> **EXERCISE OBJECTIVE**: Write out every line of the records below again, word for word and in the same order.

> **RECORD EXTRACTS**:
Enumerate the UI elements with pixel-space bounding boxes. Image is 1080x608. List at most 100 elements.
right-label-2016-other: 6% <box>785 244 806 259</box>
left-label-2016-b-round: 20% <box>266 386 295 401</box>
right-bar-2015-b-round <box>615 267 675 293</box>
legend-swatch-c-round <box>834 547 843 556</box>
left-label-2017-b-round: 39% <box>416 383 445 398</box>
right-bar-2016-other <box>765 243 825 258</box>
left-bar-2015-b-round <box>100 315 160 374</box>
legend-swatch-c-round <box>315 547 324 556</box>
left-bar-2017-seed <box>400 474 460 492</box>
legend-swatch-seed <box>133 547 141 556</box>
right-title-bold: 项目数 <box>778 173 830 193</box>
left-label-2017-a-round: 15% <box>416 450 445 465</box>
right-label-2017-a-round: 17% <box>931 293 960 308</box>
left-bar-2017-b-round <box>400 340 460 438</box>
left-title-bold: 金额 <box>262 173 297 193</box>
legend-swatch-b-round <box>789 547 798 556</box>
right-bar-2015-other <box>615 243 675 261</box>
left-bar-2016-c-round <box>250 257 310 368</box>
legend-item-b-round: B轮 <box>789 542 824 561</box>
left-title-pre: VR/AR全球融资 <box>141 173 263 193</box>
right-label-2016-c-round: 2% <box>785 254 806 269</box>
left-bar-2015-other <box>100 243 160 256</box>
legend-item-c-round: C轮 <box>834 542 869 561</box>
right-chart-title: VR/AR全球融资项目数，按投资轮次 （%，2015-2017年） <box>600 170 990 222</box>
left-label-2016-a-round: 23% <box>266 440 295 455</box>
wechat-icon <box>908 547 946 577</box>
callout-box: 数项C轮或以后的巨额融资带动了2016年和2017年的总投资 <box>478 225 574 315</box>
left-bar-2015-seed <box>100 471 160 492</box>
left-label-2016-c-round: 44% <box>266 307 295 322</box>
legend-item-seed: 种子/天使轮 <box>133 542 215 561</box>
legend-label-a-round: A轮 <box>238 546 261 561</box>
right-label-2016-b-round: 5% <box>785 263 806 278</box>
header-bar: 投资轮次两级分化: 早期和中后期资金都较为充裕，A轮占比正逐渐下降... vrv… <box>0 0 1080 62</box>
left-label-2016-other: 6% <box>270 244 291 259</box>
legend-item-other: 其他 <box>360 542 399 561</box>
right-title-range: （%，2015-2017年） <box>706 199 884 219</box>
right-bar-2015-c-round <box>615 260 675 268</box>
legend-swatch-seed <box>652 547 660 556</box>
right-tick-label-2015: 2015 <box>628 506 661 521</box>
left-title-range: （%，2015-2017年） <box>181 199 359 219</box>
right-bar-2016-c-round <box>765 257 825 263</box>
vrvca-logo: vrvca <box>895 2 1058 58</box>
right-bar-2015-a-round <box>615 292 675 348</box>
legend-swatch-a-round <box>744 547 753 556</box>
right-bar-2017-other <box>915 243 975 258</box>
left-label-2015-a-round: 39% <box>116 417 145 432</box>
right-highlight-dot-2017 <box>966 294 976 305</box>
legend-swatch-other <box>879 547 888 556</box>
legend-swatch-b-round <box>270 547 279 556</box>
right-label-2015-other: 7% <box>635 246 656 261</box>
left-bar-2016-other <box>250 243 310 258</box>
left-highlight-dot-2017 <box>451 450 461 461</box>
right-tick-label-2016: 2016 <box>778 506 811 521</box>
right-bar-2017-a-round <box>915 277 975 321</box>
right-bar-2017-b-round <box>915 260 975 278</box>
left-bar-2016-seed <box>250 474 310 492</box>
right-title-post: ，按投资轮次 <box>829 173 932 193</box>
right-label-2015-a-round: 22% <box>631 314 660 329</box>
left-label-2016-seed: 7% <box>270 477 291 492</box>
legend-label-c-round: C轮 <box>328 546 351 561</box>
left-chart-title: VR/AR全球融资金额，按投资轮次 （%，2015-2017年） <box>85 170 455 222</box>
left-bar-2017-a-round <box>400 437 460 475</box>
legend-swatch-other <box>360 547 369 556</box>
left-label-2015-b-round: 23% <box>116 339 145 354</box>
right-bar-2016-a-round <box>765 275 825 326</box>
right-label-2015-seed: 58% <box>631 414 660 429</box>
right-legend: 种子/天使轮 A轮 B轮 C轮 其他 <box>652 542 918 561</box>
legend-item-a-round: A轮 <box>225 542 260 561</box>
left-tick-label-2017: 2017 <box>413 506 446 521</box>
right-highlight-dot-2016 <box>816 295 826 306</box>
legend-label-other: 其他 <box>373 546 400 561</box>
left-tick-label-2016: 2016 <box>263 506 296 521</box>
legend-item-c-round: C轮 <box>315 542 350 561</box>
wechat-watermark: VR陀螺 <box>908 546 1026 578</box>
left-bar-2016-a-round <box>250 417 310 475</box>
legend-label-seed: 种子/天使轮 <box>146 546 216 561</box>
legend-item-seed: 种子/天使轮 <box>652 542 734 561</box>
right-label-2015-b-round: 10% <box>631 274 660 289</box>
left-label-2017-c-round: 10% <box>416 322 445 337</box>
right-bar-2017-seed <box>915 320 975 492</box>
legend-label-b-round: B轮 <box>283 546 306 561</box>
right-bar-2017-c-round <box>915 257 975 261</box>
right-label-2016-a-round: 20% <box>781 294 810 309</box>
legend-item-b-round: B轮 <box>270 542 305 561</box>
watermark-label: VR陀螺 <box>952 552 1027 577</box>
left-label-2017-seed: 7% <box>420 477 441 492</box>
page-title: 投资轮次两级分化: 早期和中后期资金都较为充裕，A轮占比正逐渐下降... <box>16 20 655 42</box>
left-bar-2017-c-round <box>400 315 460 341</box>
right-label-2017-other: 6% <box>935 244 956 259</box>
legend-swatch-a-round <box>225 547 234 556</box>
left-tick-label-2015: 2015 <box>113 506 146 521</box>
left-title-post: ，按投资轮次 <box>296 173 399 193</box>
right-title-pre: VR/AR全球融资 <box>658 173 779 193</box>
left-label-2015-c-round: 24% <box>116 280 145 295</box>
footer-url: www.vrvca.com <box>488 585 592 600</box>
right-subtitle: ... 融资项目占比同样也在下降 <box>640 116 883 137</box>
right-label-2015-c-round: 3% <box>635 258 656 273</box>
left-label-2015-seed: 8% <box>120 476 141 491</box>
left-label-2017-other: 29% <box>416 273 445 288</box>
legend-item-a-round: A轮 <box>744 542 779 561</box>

> **EXERCISE ANSWER**:
Enumerate the UI elements with pixel-space bounding boxes. Image is 1080x608. List at most 100 elements.
right-label-2016-other: 6% <box>785 244 806 259</box>
left-label-2016-b-round: 20% <box>266 386 295 401</box>
right-bar-2015-b-round <box>615 267 675 293</box>
legend-swatch-c-round <box>834 547 843 556</box>
left-label-2017-b-round: 39% <box>416 383 445 398</box>
right-bar-2016-other <box>765 243 825 258</box>
left-bar-2015-b-round <box>100 315 160 374</box>
legend-swatch-c-round <box>315 547 324 556</box>
left-bar-2017-seed <box>400 474 460 492</box>
legend-swatch-seed <box>133 547 141 556</box>
right-title-bold: 项目数 <box>778 173 830 193</box>
left-label-2017-a-round: 15% <box>416 450 445 465</box>
right-label-2017-a-round: 17% <box>931 293 960 308</box>
left-bar-2017-b-round <box>400 340 460 438</box>
left-title-bold: 金额 <box>262 173 297 193</box>
legend-swatch-b-round <box>789 547 798 556</box>
right-bar-2015-other <box>615 243 675 261</box>
left-bar-2016-c-round <box>250 257 310 368</box>
legend-item-b-round: B轮 <box>789 542 824 561</box>
left-title-pre: VR/AR全球融资 <box>141 173 263 193</box>
right-label-2016-c-round: 2% <box>785 254 806 269</box>
left-bar-2015-other <box>100 243 160 256</box>
legend-item-c-round: C轮 <box>834 542 869 561</box>
right-chart-title: VR/AR全球融资项目数，按投资轮次 （%，2015-2017年） <box>600 170 990 222</box>
left-label-2016-a-round: 23% <box>266 440 295 455</box>
wechat-icon <box>908 547 946 577</box>
callout-box: 数项C轮或以后的巨额融资带动了2016年和2017年的总投资 <box>478 225 574 315</box>
left-bar-2015-seed <box>100 471 160 492</box>
left-label-2016-c-round: 44% <box>266 307 295 322</box>
legend-item-seed: 种子/天使轮 <box>133 542 215 561</box>
legend-label-a-round: A轮 <box>238 546 261 561</box>
right-label-2016-b-round: 5% <box>785 263 806 278</box>
header-bar: 投资轮次两级分化: 早期和中后期资金都较为充裕，A轮占比正逐渐下降... vrv… <box>0 0 1080 62</box>
left-label-2016-other: 6% <box>270 244 291 259</box>
legend-item-other: 其他 <box>360 542 399 561</box>
right-title-range: （%，2015-2017年） <box>706 199 884 219</box>
right-bar-2015-c-round <box>615 260 675 268</box>
legend-swatch-seed <box>652 547 660 556</box>
right-tick-label-2015: 2015 <box>628 506 661 521</box>
left-title-range: （%，2015-2017年） <box>181 199 359 219</box>
right-bar-2016-c-round <box>765 257 825 263</box>
vrvca-logo: vrvca <box>895 2 1058 58</box>
right-bar-2015-a-round <box>615 292 675 348</box>
legend-swatch-a-round <box>744 547 753 556</box>
right-bar-2017-other <box>915 243 975 258</box>
left-label-2015-a-round: 39% <box>116 417 145 432</box>
right-highlight-dot-2017 <box>966 294 976 305</box>
legend-swatch-other <box>879 547 888 556</box>
legend-swatch-b-round <box>270 547 279 556</box>
right-label-2015-other: 7% <box>635 246 656 261</box>
left-bar-2016-other <box>250 243 310 258</box>
left-highlight-dot-2017 <box>451 450 461 461</box>
right-tick-label-2016: 2016 <box>778 506 811 521</box>
right-bar-2017-a-round <box>915 277 975 321</box>
right-bar-2017-b-round <box>915 260 975 278</box>
left-bar-2016-seed <box>250 474 310 492</box>
right-title-post: ，按投资轮次 <box>829 173 932 193</box>
right-label-2015-a-round: 22% <box>631 314 660 329</box>
left-label-2016-seed: 7% <box>270 477 291 492</box>
legend-label-c-round: C轮 <box>328 546 351 561</box>
left-chart-title: VR/AR全球融资金额，按投资轮次 （%，2015-2017年） <box>85 170 455 222</box>
left-bar-2017-a-round <box>400 437 460 475</box>
legend-swatch-other <box>360 547 369 556</box>
left-label-2015-b-round: 23% <box>116 339 145 354</box>
right-bar-2016-a-round <box>765 275 825 326</box>
right-label-2015-seed: 58% <box>631 414 660 429</box>
right-legend: 种子/天使轮 A轮 B轮 C轮 其他 <box>652 542 918 561</box>
legend-item-a-round: A轮 <box>225 542 260 561</box>
left-tick-label-2017: 2017 <box>413 506 446 521</box>
right-highlight-dot-2016 <box>816 295 826 306</box>
legend-label-other: 其他 <box>373 546 400 561</box>
left-tick-label-2016: 2016 <box>263 506 296 521</box>
legend-item-c-round: C轮 <box>315 542 350 561</box>
wechat-watermark: VR陀螺 <box>908 546 1026 578</box>
left-bar-2016-a-round <box>250 417 310 475</box>
legend-label-seed: 种子/天使轮 <box>146 546 216 561</box>
legend-item-seed: 种子/天使轮 <box>652 542 734 561</box>
right-label-2015-b-round: 10% <box>631 274 660 289</box>
left-label-2017-c-round: 10% <box>416 322 445 337</box>
right-bar-2017-seed <box>915 320 975 492</box>
legend-label-b-round: B轮 <box>283 546 306 561</box>
right-bar-2017-c-round <box>915 257 975 261</box>
right-label-2016-a-round: 20% <box>781 294 810 309</box>
legend-item-b-round: B轮 <box>270 542 305 561</box>
watermark-label: VR陀螺 <box>952 552 1027 577</box>
left-label-2017-seed: 7% <box>420 477 441 492</box>
page-title: 投资轮次两级分化: 早期和中后期资金都较为充裕，A轮占比正逐渐下降... <box>16 20 655 42</box>
left-bar-2017-c-round <box>400 315 460 341</box>
right-label-2017-other: 6% <box>935 244 956 259</box>
legend-swatch-a-round <box>225 547 234 556</box>
left-tick-label-2015: 2015 <box>113 506 146 521</box>
left-title-post: ，按投资轮次 <box>296 173 399 193</box>
right-title-pre: VR/AR全球融资 <box>658 173 779 193</box>
left-label-2015-c-round: 24% <box>116 280 145 295</box>
footer-url: www.vrvca.com <box>488 585 592 600</box>
right-subtitle: ... 融资项目占比同样也在下降 <box>640 116 883 137</box>
right-label-2015-c-round: 3% <box>635 258 656 273</box>
left-label-2015-seed: 8% <box>120 476 141 491</box>
left-label-2017-other: 29% <box>416 273 445 288</box>
legend-item-a-round: A轮 <box>744 542 779 561</box>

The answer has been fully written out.